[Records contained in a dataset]
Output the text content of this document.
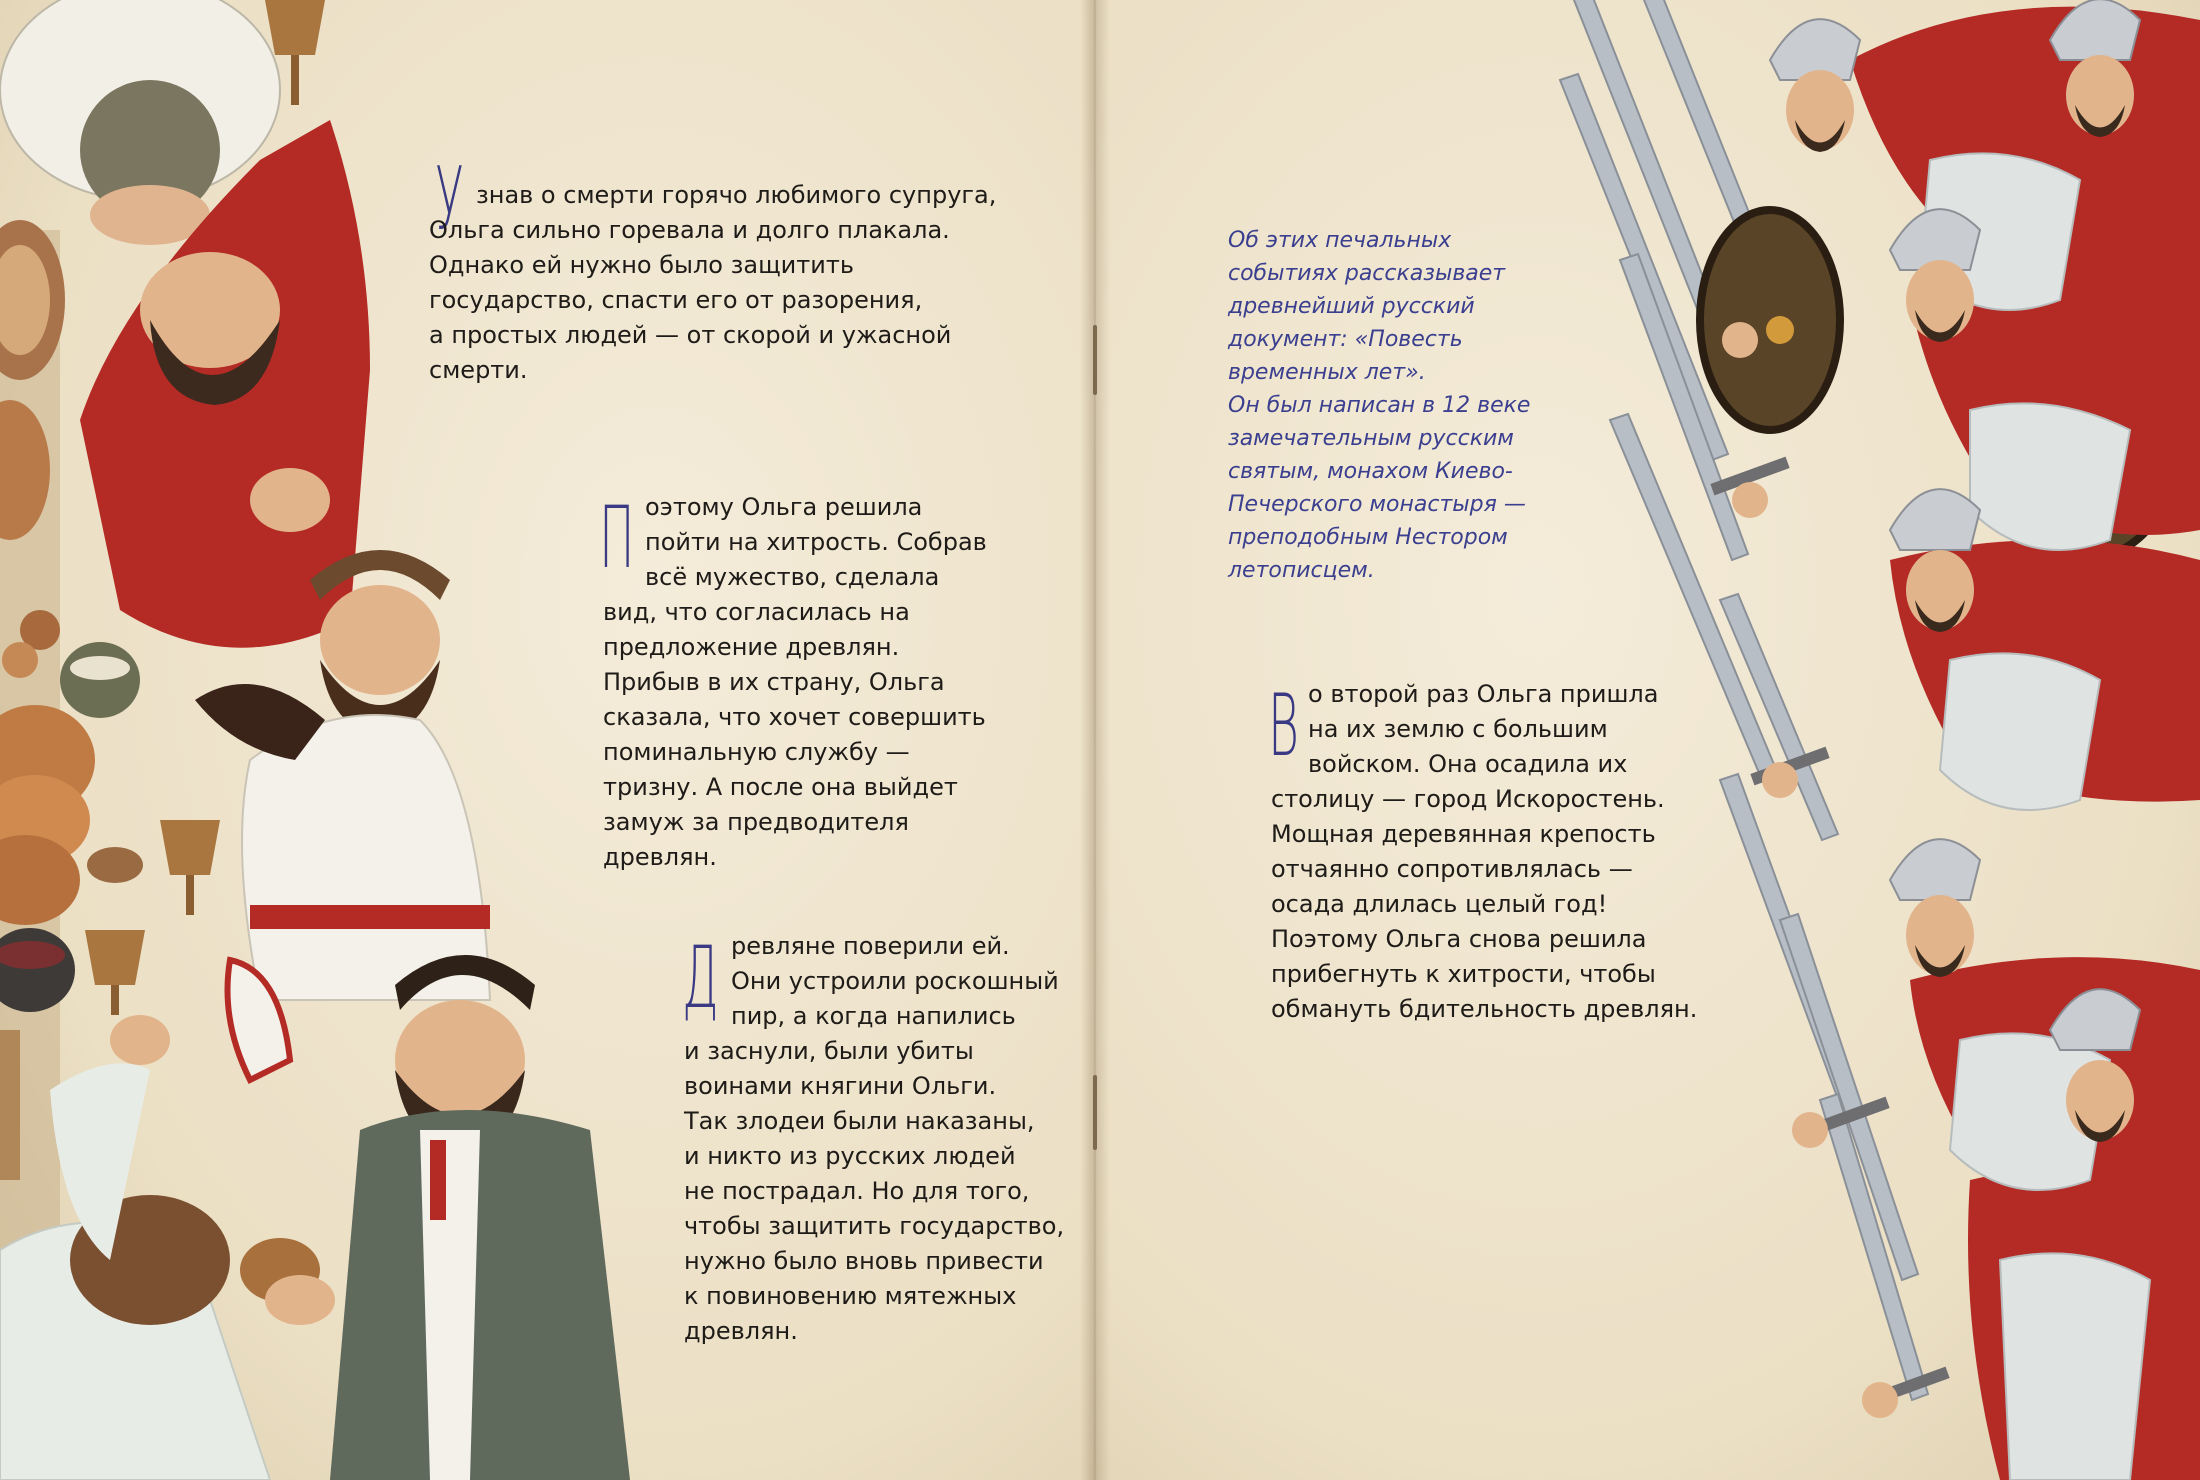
У знав о смерти горячо любимого супруга,
Ольга сильно горевала и долго плакала.
Однако ей нужно было защитить
государство, спасти его от разорения,
а простых людей — от скорой и ужасной
смерти.
П оэтому Ольга решила
пойти на хитрость. Собрав
всё мужество, сделала
вид, что согласилась на
предложение древлян.
Прибыв в их страну, Ольга
сказала, что хочет совершить
поминальную службу —
тризну. А после она выйдет
замуж за предводителя
древлян.
Д ревляне поверили ей.
Они устроили роскошный
пир, а когда напились
и заснули, были убиты
воинами княгини Ольги.
Так злодеи были наказаны,
и никто из русских людей
не пострадал. Но для того,
чтобы защитить государство,
нужно было вновь привести
к повиновению мятежных
древлян.
Об этих печальных
событиях рассказывает
древнейший русский
документ: «Повесть
временных лет».
Он был написан в 12 веке
замечательным русским
святым, монахом Киево-
Печерского монастыря —
преподобным Нестором
летописцем.
В о второй раз Ольга пришла
на их землю с большим
войском. Она осадила их
столицу — город Искоростень.
Мощная деревянная крепость
отчаянно сопротивлялась —
осада длилась целый год!
Поэтому Ольга снова решила
прибегнуть к хитрости, чтобы
обмануть бдительность древлян.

**Exercise requirements**
Find each line holding the word "защитить" and copy it.

**Answer to the task**
Однако ей нужно было защитить
чтобы защитить государство,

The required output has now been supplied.